*Short exercise*
Locate each line of the material that contains "good", then return it.

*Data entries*
○ ○ ○ ○ ○ ○ ○

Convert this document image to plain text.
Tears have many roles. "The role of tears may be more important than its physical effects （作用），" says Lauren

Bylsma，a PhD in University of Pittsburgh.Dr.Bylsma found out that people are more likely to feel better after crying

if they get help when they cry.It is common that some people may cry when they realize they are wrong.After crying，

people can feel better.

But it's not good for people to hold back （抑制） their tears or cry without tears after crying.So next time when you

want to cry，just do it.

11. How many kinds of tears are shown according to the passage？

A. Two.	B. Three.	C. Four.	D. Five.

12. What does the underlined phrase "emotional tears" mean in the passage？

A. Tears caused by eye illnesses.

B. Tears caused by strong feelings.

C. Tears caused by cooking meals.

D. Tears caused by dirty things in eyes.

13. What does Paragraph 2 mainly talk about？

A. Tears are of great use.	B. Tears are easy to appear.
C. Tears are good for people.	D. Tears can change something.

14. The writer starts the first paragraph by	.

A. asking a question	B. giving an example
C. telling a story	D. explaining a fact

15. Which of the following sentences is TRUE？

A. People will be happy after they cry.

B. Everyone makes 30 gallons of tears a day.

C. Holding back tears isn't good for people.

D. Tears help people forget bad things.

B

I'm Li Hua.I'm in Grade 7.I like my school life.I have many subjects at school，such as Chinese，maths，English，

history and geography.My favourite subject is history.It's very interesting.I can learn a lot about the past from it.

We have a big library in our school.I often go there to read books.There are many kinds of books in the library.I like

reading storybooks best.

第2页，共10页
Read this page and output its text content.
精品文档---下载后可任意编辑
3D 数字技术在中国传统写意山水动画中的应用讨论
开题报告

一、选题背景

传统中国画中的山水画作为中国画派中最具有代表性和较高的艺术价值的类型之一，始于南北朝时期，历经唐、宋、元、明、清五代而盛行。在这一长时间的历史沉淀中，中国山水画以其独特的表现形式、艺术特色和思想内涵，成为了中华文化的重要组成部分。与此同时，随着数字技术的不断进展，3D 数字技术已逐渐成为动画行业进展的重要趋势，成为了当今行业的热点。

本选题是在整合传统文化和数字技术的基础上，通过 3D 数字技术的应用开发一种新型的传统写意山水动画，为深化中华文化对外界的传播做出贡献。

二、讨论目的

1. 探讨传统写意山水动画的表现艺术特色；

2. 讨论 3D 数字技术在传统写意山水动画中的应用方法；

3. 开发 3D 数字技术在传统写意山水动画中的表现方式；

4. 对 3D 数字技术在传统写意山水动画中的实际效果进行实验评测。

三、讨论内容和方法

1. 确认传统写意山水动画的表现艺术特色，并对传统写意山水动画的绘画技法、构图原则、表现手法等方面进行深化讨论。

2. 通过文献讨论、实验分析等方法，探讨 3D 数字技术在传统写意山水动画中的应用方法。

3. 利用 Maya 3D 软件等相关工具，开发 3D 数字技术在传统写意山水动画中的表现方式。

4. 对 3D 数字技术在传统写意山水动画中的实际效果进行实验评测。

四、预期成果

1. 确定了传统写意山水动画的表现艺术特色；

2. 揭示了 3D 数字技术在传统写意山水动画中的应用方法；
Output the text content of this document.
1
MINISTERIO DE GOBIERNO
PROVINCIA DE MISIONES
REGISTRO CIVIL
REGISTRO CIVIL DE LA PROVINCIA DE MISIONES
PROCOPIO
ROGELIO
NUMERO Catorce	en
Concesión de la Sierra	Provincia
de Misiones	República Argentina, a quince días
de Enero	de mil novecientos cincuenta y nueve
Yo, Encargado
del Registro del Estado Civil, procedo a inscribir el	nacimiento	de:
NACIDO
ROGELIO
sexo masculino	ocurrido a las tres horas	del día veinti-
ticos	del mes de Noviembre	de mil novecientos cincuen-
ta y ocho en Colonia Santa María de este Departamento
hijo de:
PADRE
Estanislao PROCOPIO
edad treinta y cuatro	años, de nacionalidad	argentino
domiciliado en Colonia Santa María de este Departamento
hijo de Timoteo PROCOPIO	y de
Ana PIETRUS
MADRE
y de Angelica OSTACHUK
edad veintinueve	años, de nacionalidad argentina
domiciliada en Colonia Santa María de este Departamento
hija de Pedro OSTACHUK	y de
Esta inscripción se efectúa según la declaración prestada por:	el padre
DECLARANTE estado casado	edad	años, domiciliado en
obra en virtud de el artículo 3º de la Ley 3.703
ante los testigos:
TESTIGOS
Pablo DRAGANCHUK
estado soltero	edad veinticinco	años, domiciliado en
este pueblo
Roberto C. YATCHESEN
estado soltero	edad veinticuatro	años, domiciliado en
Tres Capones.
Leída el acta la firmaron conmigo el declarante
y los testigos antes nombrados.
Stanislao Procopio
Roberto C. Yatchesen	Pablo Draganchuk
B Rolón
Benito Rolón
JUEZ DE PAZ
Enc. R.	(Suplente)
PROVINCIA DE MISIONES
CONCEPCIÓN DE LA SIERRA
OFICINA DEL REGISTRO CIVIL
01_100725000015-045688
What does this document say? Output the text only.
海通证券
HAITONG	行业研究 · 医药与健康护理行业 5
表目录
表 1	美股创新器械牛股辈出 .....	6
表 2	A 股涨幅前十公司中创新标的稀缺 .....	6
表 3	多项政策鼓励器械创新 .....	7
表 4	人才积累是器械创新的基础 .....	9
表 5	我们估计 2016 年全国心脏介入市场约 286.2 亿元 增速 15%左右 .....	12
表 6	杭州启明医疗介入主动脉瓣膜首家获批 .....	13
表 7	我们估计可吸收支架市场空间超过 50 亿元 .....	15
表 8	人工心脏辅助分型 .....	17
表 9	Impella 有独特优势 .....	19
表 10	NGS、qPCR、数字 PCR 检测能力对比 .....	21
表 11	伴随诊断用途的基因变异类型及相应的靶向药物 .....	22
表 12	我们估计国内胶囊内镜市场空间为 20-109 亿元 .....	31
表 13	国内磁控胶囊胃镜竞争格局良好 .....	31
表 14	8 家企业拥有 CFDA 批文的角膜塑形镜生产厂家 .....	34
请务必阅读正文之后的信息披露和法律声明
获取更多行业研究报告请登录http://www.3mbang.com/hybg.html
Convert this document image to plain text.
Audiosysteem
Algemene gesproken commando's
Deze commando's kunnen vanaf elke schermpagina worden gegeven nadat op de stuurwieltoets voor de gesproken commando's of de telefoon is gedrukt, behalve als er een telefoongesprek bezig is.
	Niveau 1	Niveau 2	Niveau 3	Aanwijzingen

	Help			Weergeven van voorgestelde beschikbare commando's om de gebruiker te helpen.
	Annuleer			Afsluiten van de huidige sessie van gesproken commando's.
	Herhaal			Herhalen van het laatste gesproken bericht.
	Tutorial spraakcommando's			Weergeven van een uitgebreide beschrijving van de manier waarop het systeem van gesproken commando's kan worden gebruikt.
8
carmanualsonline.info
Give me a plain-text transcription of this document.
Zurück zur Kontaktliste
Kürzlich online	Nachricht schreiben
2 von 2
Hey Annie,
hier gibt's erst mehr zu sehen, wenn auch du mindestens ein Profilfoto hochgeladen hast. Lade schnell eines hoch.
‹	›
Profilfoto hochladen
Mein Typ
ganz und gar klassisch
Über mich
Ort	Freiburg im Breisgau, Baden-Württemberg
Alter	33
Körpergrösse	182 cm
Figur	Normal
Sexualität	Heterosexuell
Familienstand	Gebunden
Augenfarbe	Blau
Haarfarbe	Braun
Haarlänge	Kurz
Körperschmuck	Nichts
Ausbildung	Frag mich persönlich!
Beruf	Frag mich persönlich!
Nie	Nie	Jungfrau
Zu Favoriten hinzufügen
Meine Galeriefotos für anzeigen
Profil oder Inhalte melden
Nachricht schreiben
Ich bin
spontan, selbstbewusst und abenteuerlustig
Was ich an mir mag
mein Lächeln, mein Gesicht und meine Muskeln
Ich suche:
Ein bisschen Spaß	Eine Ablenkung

○ ○ ○ ○ ○ ○ ○

*The solution*
But it's not good for people to hold back （抑制） their tears or cry without tears after crying.So next time when you
C. Tears are good for people.	D. Tears can change something.
C. Holding back tears isn't good for people.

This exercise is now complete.